Stored records
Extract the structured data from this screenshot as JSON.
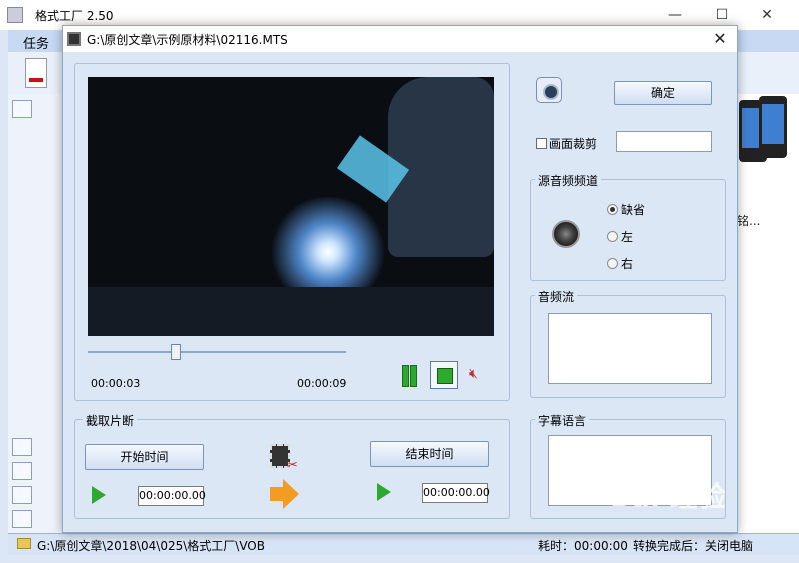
{
  "app": {
    "title": "格式工厂 2.50",
    "menu_tasks": "任务",
    "status_path": "G:\\原创文章\\2018\\04\\025\\格式工厂\\VOB",
    "status_time": "耗时：00:00:00",
    "status_after": "转换完成后：关闭电脑",
    "truncated_text": "铭..."
  },
  "dialog": {
    "title": "G:\\原创文章\\示例原材料\\02116.MTS",
    "current_time": "00:00:03",
    "total_time": "00:00:09",
    "clip_group_label": "截取片断",
    "start_time_button": "开始时间",
    "end_time_button": "结束时间",
    "start_time_value": "00:00:00.00",
    "end_time_value": "00:00:00.00",
    "ok_button": "确定",
    "crop_label": "画面裁剪",
    "source_audio_label": "源音频频道",
    "audio_options": [
      "缺省",
      "左",
      "右"
    ],
    "audio_selected": "缺省",
    "audio_stream_label": "音频流",
    "subtitle_language_label": "字幕语言"
  },
  "watermark": "Bai 经验",
  "colors": {
    "accent_green": "#2ea82e",
    "dialog_bg": "#dce7f6"
  }
}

Goal of the exercise — Leave out the pictures and give the rest of the records again exactly.

The answer —
Extract the structured data from this screenshot as JSON.
{
  "app": {
    "title": "格式工厂 2.50",
    "menu_tasks": "任务",
    "status_path": "G:\\原创文章\\2018\\04\\025\\格式工厂\\VOB",
    "status_time": "耗时：00:00:00",
    "status_after": "转换完成后：关闭电脑",
    "truncated_text": "铭..."
  },
  "dialog": {
    "title": "G:\\原创文章\\示例原材料\\02116.MTS",
    "current_time": "00:00:03",
    "total_time": "00:00:09",
    "clip_group_label": "截取片断",
    "start_time_button": "开始时间",
    "end_time_button": "结束时间",
    "start_time_value": "00:00:00.00",
    "end_time_value": "00:00:00.00",
    "ok_button": "确定",
    "crop_label": "画面裁剪",
    "source_audio_label": "源音频频道",
    "audio_options": [
      "缺省",
      "左",
      "右"
    ],
    "audio_selected": "缺省",
    "audio_stream_label": "音频流",
    "subtitle_language_label": "字幕语言"
  },
  "watermark": "Bai 经验",
  "colors": {
    "accent_green": "#2ea82e",
    "dialog_bg": "#dce7f6"
  }
}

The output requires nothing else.